Figure data in JSON
## Start

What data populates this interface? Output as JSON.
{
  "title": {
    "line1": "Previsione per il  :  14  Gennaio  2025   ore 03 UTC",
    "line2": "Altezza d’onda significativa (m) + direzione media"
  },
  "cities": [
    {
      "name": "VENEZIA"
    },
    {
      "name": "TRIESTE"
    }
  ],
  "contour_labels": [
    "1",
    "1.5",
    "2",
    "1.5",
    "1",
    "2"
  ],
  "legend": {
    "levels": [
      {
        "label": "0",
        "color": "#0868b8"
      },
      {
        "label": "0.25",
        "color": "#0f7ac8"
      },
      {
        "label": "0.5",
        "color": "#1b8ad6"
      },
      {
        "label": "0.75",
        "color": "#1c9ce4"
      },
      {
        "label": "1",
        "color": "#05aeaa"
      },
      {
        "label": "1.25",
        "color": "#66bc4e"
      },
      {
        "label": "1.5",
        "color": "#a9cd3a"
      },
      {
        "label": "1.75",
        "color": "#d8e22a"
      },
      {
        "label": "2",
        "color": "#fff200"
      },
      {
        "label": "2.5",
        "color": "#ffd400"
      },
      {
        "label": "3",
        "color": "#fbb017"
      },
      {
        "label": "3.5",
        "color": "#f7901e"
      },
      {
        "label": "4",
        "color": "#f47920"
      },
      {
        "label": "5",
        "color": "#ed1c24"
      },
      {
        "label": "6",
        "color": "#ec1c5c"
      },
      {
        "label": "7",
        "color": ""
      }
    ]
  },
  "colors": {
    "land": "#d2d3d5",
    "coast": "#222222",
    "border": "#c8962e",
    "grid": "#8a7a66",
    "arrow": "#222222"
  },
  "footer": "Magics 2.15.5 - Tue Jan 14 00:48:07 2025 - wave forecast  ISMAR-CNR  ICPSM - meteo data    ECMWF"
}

## End

**STATED GOAL**
Print the listing above in its entirety, with every line exact.

**RESULT OF THIS EXERCISE**
What data populates this interface? Output as JSON.
{
  "title": {
    "line1": "Previsione per il  :  14  Gennaio  2025   ore 03 UTC",
    "line2": "Altezza d’onda significativa (m) + direzione media"
  },
  "cities": [
    {
      "name": "VENEZIA"
    },
    {
      "name": "TRIESTE"
    }
  ],
  "contour_labels": [
    "1",
    "1.5",
    "2",
    "1.5",
    "1",
    "2"
  ],
  "legend": {
    "levels": [
      {
        "label": "0",
        "color": "#0868b8"
      },
      {
        "label": "0.25",
        "color": "#0f7ac8"
      },
      {
        "label": "0.5",
        "color": "#1b8ad6"
      },
      {
        "label": "0.75",
        "color": "#1c9ce4"
      },
      {
        "label": "1",
        "color": "#05aeaa"
      },
      {
        "label": "1.25",
        "color": "#66bc4e"
      },
      {
        "label": "1.5",
        "color": "#a9cd3a"
      },
      {
        "label": "1.75",
        "color": "#d8e22a"
      },
      {
        "label": "2",
        "color": "#fff200"
      },
      {
        "label": "2.5",
        "color": "#ffd400"
      },
      {
        "label": "3",
        "color": "#fbb017"
      },
      {
        "label": "3.5",
        "color": "#f7901e"
      },
      {
        "label": "4",
        "color": "#f47920"
      },
      {
        "label": "5",
        "color": "#ed1c24"
      },
      {
        "label": "6",
        "color": "#ec1c5c"
      },
      {
        "label": "7",
        "color": ""
      }
    ]
  },
  "colors": {
    "land": "#d2d3d5",
    "coast": "#222222",
    "border": "#c8962e",
    "grid": "#8a7a66",
    "arrow": "#222222"
  },
  "footer": "Magics 2.15.5 - Tue Jan 14 00:48:07 2025 - wave forecast  ISMAR-CNR  ICPSM - meteo data    ECMWF"
}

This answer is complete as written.